**Dataset items:**
===

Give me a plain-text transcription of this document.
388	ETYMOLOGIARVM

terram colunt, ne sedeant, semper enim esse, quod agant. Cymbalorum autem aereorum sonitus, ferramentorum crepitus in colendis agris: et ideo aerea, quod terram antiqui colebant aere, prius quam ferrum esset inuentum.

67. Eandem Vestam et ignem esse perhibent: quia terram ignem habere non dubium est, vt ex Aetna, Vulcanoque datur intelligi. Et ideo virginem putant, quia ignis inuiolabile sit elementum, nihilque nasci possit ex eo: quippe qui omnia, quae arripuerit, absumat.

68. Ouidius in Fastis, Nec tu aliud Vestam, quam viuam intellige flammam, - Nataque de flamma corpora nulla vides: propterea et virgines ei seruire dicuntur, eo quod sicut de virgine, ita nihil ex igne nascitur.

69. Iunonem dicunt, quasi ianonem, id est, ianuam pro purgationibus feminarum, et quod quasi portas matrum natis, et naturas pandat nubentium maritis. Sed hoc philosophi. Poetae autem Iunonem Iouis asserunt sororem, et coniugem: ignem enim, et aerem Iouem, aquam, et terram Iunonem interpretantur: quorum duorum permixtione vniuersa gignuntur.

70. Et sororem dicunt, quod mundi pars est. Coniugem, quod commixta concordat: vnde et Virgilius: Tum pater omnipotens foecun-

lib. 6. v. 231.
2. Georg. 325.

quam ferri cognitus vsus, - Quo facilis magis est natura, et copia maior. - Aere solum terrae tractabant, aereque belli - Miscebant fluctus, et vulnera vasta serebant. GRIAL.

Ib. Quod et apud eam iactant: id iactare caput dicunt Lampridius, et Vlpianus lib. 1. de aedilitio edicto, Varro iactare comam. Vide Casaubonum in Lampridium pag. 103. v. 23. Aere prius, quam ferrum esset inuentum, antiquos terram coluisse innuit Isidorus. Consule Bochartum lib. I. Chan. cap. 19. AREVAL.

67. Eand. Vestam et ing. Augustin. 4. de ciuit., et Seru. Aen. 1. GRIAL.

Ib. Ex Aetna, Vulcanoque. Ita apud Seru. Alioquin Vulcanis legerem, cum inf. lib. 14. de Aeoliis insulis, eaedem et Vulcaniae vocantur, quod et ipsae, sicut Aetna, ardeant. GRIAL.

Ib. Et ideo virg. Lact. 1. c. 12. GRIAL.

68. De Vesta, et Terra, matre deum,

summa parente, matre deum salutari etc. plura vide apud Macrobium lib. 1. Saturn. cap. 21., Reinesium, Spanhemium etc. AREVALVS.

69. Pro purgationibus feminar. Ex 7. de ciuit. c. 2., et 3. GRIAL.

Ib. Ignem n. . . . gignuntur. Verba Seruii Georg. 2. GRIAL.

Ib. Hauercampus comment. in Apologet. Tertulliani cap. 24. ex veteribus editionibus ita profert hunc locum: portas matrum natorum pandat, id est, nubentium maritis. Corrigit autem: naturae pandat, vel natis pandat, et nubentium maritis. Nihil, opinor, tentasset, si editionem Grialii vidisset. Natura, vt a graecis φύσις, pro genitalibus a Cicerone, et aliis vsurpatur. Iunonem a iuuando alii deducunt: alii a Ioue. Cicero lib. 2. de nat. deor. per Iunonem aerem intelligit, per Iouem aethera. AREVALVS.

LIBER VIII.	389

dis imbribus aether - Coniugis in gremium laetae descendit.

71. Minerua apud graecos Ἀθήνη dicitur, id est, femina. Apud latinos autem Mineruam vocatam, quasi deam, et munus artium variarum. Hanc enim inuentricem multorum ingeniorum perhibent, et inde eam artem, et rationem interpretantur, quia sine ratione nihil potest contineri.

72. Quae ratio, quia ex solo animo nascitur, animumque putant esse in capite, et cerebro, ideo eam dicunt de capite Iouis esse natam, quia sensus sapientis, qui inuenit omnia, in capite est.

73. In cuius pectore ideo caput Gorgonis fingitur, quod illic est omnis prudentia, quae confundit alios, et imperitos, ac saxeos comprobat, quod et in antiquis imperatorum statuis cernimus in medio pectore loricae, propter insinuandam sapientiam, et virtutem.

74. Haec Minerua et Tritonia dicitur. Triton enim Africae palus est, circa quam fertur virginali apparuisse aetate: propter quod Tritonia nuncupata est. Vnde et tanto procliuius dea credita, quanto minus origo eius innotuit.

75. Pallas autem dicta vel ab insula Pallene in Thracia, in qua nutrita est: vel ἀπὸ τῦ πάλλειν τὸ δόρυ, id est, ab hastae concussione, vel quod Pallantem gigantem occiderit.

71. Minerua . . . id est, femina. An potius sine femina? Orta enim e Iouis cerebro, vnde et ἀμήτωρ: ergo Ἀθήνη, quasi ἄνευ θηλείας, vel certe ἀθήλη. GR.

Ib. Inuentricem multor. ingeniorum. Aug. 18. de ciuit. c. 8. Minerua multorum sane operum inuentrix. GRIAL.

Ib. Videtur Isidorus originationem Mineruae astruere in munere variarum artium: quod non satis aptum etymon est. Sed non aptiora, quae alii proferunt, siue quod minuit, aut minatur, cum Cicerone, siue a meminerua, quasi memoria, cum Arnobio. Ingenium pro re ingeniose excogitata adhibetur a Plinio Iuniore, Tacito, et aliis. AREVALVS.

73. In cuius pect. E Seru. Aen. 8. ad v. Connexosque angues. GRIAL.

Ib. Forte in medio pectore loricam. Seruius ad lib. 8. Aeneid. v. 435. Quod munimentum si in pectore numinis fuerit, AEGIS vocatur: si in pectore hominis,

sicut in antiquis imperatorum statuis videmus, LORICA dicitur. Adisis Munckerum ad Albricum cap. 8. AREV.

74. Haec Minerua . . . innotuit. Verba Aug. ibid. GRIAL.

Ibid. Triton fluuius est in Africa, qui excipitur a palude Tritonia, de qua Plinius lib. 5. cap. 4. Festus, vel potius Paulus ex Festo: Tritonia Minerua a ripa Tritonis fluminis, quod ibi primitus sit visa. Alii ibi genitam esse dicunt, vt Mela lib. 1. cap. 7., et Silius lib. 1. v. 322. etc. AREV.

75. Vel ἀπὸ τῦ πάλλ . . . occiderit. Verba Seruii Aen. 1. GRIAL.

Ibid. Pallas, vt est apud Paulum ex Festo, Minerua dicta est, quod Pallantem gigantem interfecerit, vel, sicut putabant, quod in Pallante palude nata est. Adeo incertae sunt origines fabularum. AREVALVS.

===

In the entries above, find each line with the string "innotuit" and copy it.

**PROBLEM SOLUTION:**
74. Haec Minerua et Tritonia dicitur. Triton enim Africae palus est, circa quam fertur virginali apparuisse aetate: propter quod Tritonia nuncupata est. Vnde et tanto procliuius dea credita, quanto minus origo eius innotuit.
74. Haec Minerua . . . innotuit. Verba Aug. ibid. GRIAL.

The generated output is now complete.